§ **What is needed**
Exactly as given, repeat all of the entries.
---+---
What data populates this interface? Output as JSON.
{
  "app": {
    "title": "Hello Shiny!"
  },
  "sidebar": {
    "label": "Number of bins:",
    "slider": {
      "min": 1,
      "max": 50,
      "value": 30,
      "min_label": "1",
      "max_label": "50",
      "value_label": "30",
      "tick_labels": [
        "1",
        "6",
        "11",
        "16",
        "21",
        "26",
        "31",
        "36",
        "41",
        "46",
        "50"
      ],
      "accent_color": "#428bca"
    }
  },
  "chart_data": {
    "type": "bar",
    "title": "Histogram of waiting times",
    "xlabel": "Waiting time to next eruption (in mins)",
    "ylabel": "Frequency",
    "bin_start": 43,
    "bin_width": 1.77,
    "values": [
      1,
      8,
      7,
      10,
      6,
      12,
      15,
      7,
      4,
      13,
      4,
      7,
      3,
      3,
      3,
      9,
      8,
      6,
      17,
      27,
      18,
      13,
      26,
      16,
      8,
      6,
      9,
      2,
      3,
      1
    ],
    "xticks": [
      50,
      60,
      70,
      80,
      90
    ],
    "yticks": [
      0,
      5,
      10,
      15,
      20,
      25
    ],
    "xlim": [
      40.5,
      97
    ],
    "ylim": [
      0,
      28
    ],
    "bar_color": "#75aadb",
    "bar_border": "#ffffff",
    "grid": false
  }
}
---+---
§ **Correct result**
What data populates this interface? Output as JSON.
{
  "app": {
    "title": "Hello Shiny!"
  },
  "sidebar": {
    "label": "Number of bins:",
    "slider": {
      "min": 1,
      "max": 50,
      "value": 30,
      "min_label": "1",
      "max_label": "50",
      "value_label": "30",
      "tick_labels": [
        "1",
        "6",
        "11",
        "16",
        "21",
        "26",
        "31",
        "36",
        "41",
        "46",
        "50"
      ],
      "accent_color": "#428bca"
    }
  },
  "chart_data": {
    "type": "bar",
    "title": "Histogram of waiting times",
    "xlabel": "Waiting time to next eruption (in mins)",
    "ylabel": "Frequency",
    "bin_start": 43,
    "bin_width": 1.77,
    "values": [
      1,
      8,
      7,
      10,
      6,
      12,
      15,
      7,
      4,
      13,
      4,
      7,
      3,
      3,
      3,
      9,
      8,
      6,
      17,
      27,
      18,
      13,
      26,
      16,
      8,
      6,
      9,
      2,
      3,
      1
    ],
    "xticks": [
      50,
      60,
      70,
      80,
      90
    ],
    "yticks": [
      0,
      5,
      10,
      15,
      20,
      25
    ],
    "xlim": [
      40.5,
      97
    ],
    "ylim": [
      0,
      28
    ],
    "bar_color": "#75aadb",
    "bar_border": "#ffffff",
    "grid": false
  }
}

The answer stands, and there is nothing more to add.